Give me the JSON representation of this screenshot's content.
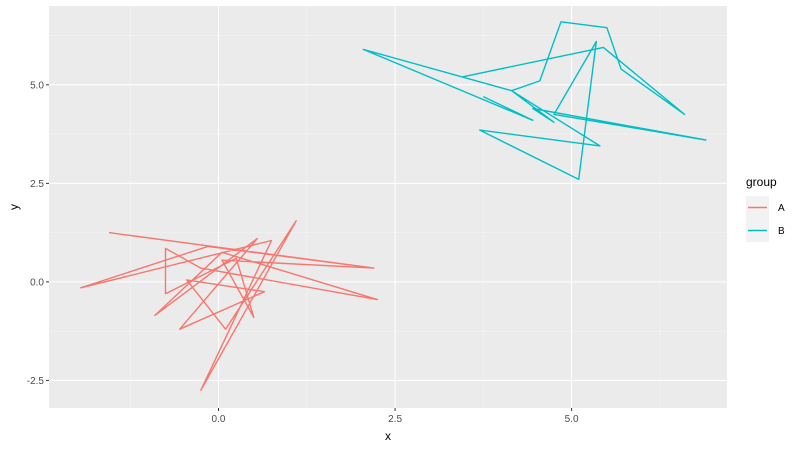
{
  "chart_data": {
    "type": "line",
    "title": "",
    "xlabel": "x",
    "ylabel": "y",
    "xlim": [
      -2.4,
      7.2
    ],
    "ylim": [
      -3.2,
      7.0
    ],
    "x_ticks": [
      0.0,
      2.5,
      5.0
    ],
    "x_tick_labels": [
      "0.0",
      "2.5",
      "5.0"
    ],
    "y_ticks": [
      -2.5,
      0.0,
      2.5,
      5.0
    ],
    "y_tick_labels": [
      "-2.5",
      "0.0",
      "2.5",
      "5.0"
    ],
    "grid": true,
    "legend": {
      "title": "group",
      "position": "right",
      "entries": [
        "A",
        "B"
      ]
    },
    "series": [
      {
        "name": "A",
        "color": "#F8766D",
        "points": [
          [
            -1.55,
            1.25
          ],
          [
            2.2,
            0.35
          ],
          [
            -0.15,
            0.9
          ],
          [
            -1.95,
            -0.15
          ],
          [
            0.75,
            1.05
          ],
          [
            -0.25,
            -2.75
          ],
          [
            1.1,
            1.55
          ],
          [
            0.1,
            -1.2
          ],
          [
            -0.45,
            0.05
          ],
          [
            0.65,
            -0.25
          ],
          [
            -0.55,
            -1.2
          ],
          [
            0.55,
            1.1
          ],
          [
            -0.9,
            -0.85
          ],
          [
            0.05,
            0.75
          ],
          [
            2.25,
            -0.45
          ],
          [
            -0.25,
            0.35
          ],
          [
            -0.75,
            0.85
          ],
          [
            -0.75,
            -0.3
          ],
          [
            0.25,
            0.6
          ],
          [
            0.5,
            -0.9
          ],
          [
            0.05,
            0.55
          ],
          [
            2.2,
            0.35
          ]
        ]
      },
      {
        "name": "B",
        "color": "#00BFC4",
        "points": [
          [
            3.45,
            5.2
          ],
          [
            5.45,
            5.95
          ],
          [
            6.6,
            4.25
          ],
          [
            5.7,
            5.4
          ],
          [
            5.5,
            6.45
          ],
          [
            4.85,
            6.6
          ],
          [
            4.55,
            5.1
          ],
          [
            4.15,
            4.85
          ],
          [
            4.75,
            4.05
          ],
          [
            4.45,
            4.4
          ],
          [
            6.9,
            3.6
          ],
          [
            4.75,
            4.25
          ],
          [
            5.35,
            6.1
          ],
          [
            5.1,
            2.6
          ],
          [
            3.7,
            3.85
          ],
          [
            5.4,
            3.45
          ],
          [
            4.15,
            4.85
          ],
          [
            2.05,
            5.9
          ],
          [
            4.45,
            4.1
          ],
          [
            3.75,
            4.7
          ]
        ]
      }
    ]
  }
}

++++++++++

Problem description — Every line of the material is to be quoted exactly, with no pictures carried over.

Full response —
Give me the JSON representation of this screenshot's content.
{
  "chart_data": {
    "type": "line",
    "title": "",
    "xlabel": "x",
    "ylabel": "y",
    "xlim": [
      -2.4,
      7.2
    ],
    "ylim": [
      -3.2,
      7.0
    ],
    "x_ticks": [
      0.0,
      2.5,
      5.0
    ],
    "x_tick_labels": [
      "0.0",
      "2.5",
      "5.0"
    ],
    "y_ticks": [
      -2.5,
      0.0,
      2.5,
      5.0
    ],
    "y_tick_labels": [
      "-2.5",
      "0.0",
      "2.5",
      "5.0"
    ],
    "grid": true,
    "legend": {
      "title": "group",
      "position": "right",
      "entries": [
        "A",
        "B"
      ]
    },
    "series": [
      {
        "name": "A",
        "color": "#F8766D",
        "points": [
          [
            -1.55,
            1.25
          ],
          [
            2.2,
            0.35
          ],
          [
            -0.15,
            0.9
          ],
          [
            -1.95,
            -0.15
          ],
          [
            0.75,
            1.05
          ],
          [
            -0.25,
            -2.75
          ],
          [
            1.1,
            1.55
          ],
          [
            0.1,
            -1.2
          ],
          [
            -0.45,
            0.05
          ],
          [
            0.65,
            -0.25
          ],
          [
            -0.55,
            -1.2
          ],
          [
            0.55,
            1.1
          ],
          [
            -0.9,
            -0.85
          ],
          [
            0.05,
            0.75
          ],
          [
            2.25,
            -0.45
          ],
          [
            -0.25,
            0.35
          ],
          [
            -0.75,
            0.85
          ],
          [
            -0.75,
            -0.3
          ],
          [
            0.25,
            0.6
          ],
          [
            0.5,
            -0.9
          ],
          [
            0.05,
            0.55
          ],
          [
            2.2,
            0.35
          ]
        ]
      },
      {
        "name": "B",
        "color": "#00BFC4",
        "points": [
          [
            3.45,
            5.2
          ],
          [
            5.45,
            5.95
          ],
          [
            6.6,
            4.25
          ],
          [
            5.7,
            5.4
          ],
          [
            5.5,
            6.45
          ],
          [
            4.85,
            6.6
          ],
          [
            4.55,
            5.1
          ],
          [
            4.15,
            4.85
          ],
          [
            4.75,
            4.05
          ],
          [
            4.45,
            4.4
          ],
          [
            6.9,
            3.6
          ],
          [
            4.75,
            4.25
          ],
          [
            5.35,
            6.1
          ],
          [
            5.1,
            2.6
          ],
          [
            3.7,
            3.85
          ],
          [
            5.4,
            3.45
          ],
          [
            4.15,
            4.85
          ],
          [
            2.05,
            5.9
          ],
          [
            4.45,
            4.1
          ],
          [
            3.75,
            4.7
          ]
        ]
      }
    ]
  }
}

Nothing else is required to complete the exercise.